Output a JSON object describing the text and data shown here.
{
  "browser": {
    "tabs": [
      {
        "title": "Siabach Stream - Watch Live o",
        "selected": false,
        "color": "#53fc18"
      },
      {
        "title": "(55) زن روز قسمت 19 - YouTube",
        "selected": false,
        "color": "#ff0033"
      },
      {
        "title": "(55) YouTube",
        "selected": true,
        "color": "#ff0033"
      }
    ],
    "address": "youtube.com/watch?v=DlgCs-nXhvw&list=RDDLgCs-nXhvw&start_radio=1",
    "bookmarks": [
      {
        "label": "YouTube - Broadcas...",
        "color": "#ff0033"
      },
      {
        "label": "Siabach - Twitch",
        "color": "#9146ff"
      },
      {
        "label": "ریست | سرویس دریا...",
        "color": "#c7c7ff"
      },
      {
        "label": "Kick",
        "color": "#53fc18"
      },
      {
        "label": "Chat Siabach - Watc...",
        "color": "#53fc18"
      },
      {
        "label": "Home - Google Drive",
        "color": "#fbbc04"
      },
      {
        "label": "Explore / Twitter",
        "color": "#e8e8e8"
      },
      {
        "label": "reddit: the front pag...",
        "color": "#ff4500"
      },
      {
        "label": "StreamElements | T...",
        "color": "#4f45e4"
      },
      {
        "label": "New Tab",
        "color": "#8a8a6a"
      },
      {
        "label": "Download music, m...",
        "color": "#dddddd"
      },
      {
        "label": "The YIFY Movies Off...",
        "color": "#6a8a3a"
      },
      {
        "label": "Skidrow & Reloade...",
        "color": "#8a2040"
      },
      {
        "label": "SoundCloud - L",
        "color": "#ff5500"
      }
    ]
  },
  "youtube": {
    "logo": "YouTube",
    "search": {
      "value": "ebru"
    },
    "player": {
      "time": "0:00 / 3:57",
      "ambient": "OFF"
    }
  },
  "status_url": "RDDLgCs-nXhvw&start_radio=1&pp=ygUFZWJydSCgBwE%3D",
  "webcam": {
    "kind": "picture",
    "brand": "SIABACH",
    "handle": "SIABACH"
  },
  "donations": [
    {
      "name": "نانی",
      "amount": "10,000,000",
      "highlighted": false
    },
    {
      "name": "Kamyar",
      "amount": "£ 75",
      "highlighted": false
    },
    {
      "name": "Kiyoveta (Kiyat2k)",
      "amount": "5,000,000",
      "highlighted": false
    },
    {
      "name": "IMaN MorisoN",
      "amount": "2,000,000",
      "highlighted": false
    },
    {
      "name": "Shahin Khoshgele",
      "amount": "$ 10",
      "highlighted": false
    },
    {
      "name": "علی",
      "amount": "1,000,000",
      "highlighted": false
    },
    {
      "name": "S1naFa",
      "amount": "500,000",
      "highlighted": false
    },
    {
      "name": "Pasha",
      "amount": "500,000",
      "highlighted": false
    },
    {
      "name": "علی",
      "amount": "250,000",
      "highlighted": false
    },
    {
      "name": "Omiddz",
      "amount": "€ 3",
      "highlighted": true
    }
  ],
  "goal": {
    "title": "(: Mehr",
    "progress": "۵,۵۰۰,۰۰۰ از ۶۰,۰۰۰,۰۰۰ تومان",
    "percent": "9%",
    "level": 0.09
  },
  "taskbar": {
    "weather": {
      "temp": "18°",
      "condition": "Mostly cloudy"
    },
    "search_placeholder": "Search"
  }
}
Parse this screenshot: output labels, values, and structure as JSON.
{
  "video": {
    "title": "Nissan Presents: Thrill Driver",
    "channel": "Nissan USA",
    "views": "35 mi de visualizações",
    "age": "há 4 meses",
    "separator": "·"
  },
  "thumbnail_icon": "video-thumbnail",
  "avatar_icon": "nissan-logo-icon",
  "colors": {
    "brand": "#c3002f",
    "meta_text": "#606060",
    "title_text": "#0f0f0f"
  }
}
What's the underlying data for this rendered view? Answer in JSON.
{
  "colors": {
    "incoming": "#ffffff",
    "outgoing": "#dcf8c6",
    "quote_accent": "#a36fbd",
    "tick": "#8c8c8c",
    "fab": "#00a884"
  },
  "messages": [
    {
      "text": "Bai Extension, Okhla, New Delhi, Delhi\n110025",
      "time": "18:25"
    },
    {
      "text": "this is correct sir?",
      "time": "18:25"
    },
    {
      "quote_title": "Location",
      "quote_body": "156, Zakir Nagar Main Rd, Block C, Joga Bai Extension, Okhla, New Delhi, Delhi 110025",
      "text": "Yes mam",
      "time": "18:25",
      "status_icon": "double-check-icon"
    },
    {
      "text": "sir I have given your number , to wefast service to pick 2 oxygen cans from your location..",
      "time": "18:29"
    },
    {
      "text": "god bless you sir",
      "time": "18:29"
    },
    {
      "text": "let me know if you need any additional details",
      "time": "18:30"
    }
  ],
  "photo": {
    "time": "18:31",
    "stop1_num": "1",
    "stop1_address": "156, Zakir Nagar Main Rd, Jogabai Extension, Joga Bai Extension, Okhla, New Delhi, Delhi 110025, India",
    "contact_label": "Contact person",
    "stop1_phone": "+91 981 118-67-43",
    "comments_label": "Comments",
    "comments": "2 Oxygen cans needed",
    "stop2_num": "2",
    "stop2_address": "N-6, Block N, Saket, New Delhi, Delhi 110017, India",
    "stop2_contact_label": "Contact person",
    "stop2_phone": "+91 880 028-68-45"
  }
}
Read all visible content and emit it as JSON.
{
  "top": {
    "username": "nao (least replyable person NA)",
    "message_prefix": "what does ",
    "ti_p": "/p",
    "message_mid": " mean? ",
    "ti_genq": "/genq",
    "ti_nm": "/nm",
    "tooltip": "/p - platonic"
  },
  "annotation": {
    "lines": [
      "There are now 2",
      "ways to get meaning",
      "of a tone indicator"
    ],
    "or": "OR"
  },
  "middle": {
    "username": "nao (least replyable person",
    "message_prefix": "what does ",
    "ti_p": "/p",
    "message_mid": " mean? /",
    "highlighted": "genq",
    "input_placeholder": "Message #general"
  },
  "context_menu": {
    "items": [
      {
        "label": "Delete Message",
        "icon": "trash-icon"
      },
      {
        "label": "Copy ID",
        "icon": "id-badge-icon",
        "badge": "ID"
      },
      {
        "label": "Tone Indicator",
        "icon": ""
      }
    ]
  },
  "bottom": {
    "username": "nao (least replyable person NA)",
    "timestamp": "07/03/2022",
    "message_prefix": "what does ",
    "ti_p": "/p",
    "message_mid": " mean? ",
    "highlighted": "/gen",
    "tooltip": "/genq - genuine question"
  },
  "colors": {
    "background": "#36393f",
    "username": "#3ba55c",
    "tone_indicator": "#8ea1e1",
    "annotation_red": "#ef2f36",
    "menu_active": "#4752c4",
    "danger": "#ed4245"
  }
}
····················
* **REQUIREMENT**: Could you quote, exactly as they appear, the line containing "Read all visible content and emit it as JSON." and every line after it to the end of the records above?

* **SOLUTION TO THE PROBLEM**:
Read all visible content and emit it as JSON.
{
  "top": {
    "username": "nao (least replyable person NA)",
    "message_prefix": "what does ",
    "ti_p": "/p",
    "message_mid": " mean? ",
    "ti_genq": "/genq",
    "ti_nm": "/nm",
    "tooltip": "/p - platonic"
  },
  "annotation": {
    "lines": [
      "There are now 2",
      "ways to get meaning",
      "of a tone indicator"
    ],
    "or": "OR"
  },
  "middle": {
    "username": "nao (least replyable person",
    "message_prefix": "what does ",
    "ti_p": "/p",
    "message_mid": " mean? /",
    "highlighted": "genq",
    "input_placeholder": "Message #general"
  },
  "context_menu": {
    "items": [
      {
        "label": "Delete Message",
        "icon": "trash-icon"
      },
      {
        "label": "Copy ID",
        "icon": "id-badge-icon",
        "badge": "ID"
      },
      {
        "label": "Tone Indicator",
        "icon": ""
      }
    ]
  },
  "bottom": {
    "username": "nao (least replyable person NA)",
    "timestamp": "07/03/2022",
    "message_prefix": "what does ",
    "ti_p": "/p",
    "message_mid": " mean? ",
    "highlighted": "/gen",
    "tooltip": "/genq - genuine question"
  },
  "colors": {
    "background": "#36393f",
    "username": "#3ba55c",
    "tone_indicator": "#8ea1e1",
    "annotation_red": "#ef2f36",
    "menu_active": "#4752c4",
    "danger": "#ed4245"
  }
}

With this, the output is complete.